_Challenge_: Within the records that follow, find every line containing the string "ÜNİVERSİTESİ". Copy those lines.

_Data shown_:
....

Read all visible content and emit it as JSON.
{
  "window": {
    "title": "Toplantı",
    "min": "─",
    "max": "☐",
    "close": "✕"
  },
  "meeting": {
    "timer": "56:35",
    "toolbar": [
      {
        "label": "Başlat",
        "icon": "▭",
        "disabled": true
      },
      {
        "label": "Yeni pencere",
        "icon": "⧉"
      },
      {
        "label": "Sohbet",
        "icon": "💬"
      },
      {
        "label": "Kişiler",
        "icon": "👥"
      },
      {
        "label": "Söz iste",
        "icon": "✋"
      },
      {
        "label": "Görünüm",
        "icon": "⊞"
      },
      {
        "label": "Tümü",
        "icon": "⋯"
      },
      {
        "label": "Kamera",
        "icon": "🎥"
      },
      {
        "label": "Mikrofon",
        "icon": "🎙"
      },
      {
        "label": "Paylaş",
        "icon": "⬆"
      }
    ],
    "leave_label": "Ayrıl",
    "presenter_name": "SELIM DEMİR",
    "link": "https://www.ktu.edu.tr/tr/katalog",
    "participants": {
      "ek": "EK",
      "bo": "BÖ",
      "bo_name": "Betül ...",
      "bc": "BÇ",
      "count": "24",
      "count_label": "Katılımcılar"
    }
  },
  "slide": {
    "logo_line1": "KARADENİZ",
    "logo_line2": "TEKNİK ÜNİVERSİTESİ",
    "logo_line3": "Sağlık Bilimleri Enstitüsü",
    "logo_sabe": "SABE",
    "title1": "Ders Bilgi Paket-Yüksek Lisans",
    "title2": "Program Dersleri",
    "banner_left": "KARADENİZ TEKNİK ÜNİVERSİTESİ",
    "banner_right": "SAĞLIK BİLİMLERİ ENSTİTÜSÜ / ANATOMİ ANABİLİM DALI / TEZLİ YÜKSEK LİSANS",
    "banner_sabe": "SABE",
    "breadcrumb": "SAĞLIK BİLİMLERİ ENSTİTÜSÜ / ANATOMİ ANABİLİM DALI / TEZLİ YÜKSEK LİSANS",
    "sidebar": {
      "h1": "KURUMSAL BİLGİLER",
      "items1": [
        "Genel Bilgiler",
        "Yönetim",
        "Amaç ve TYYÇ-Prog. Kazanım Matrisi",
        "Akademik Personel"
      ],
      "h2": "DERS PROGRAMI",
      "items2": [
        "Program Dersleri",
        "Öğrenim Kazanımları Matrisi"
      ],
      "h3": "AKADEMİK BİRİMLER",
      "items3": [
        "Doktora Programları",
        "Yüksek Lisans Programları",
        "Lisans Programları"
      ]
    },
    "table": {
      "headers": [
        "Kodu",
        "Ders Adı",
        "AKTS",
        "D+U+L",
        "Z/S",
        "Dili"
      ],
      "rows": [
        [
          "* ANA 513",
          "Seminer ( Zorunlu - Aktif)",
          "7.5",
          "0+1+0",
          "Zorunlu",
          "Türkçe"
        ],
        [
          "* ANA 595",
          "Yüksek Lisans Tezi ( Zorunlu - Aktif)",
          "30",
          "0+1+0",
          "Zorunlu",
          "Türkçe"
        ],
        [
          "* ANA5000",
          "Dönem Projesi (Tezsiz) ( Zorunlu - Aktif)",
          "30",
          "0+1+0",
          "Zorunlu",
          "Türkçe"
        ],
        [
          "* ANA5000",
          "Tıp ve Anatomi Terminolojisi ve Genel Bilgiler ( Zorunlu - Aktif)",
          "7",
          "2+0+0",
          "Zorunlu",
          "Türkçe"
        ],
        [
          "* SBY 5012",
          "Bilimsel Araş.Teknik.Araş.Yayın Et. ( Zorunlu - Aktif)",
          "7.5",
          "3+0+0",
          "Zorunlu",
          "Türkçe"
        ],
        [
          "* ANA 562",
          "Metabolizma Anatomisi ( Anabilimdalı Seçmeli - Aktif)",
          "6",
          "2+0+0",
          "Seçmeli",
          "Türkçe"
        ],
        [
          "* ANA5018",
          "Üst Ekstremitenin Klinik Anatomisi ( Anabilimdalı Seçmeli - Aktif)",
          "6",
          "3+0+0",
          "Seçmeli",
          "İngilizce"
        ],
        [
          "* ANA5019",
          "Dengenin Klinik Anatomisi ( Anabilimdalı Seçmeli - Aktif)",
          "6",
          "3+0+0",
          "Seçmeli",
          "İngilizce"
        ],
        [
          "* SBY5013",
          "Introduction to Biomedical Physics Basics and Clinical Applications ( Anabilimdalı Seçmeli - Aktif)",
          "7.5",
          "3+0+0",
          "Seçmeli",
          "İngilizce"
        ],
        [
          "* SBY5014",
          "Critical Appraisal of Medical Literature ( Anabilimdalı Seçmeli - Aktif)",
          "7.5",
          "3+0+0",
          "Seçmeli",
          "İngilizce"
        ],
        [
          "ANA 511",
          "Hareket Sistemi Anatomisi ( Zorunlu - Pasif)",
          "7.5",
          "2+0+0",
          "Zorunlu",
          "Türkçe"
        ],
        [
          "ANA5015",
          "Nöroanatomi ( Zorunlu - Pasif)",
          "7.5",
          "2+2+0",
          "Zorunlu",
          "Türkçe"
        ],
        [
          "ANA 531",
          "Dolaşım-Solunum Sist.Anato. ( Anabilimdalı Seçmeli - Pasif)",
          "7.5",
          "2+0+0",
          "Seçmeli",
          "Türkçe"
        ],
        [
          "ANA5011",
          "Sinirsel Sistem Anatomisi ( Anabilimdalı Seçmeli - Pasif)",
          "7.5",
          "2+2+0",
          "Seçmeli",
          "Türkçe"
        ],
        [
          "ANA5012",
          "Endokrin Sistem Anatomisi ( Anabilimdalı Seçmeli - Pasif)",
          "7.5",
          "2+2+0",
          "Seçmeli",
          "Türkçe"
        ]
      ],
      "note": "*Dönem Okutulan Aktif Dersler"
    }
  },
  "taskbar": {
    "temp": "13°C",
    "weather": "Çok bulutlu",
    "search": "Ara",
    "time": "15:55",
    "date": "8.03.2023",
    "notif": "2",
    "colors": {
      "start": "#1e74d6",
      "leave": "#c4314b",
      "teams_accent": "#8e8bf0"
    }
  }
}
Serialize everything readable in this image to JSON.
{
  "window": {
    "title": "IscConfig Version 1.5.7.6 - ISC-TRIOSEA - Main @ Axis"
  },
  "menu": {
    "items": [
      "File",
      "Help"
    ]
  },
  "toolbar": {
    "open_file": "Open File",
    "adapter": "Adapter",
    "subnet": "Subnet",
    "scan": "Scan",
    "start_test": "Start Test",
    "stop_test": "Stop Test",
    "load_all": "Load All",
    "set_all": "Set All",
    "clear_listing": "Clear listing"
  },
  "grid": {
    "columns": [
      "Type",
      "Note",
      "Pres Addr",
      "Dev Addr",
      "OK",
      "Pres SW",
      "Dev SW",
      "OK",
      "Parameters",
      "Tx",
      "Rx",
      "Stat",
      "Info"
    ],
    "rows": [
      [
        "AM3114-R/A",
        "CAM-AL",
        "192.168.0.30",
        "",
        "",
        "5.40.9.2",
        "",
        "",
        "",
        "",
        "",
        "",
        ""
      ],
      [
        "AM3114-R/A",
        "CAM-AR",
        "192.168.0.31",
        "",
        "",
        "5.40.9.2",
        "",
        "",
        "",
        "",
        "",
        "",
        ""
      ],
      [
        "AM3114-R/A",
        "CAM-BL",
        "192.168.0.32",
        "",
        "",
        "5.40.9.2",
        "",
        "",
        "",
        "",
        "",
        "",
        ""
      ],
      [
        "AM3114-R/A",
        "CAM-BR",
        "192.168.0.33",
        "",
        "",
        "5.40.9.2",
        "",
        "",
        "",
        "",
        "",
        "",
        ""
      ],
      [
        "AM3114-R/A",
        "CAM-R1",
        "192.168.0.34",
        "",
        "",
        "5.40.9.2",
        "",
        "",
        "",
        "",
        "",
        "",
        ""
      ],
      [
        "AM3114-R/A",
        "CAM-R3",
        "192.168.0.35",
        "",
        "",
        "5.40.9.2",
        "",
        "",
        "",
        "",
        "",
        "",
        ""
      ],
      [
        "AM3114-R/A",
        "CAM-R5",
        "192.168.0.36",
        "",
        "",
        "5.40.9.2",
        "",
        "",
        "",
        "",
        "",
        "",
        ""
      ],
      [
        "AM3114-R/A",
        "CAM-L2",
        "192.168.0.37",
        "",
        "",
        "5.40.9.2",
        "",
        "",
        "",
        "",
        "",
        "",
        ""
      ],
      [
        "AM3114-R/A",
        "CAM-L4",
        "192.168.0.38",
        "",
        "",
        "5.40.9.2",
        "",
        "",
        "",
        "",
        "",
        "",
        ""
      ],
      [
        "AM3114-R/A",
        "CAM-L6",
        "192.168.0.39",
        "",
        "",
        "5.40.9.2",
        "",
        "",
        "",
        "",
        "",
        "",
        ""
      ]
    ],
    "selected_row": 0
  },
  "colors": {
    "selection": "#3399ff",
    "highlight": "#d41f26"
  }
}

....

_Answer to this exercise_:
    "logo_line2": "TEKNİK ÜNİVERSİTESİ",
    "banner_left": "KARADENİZ TEKNİK ÜNİVERSİTESİ",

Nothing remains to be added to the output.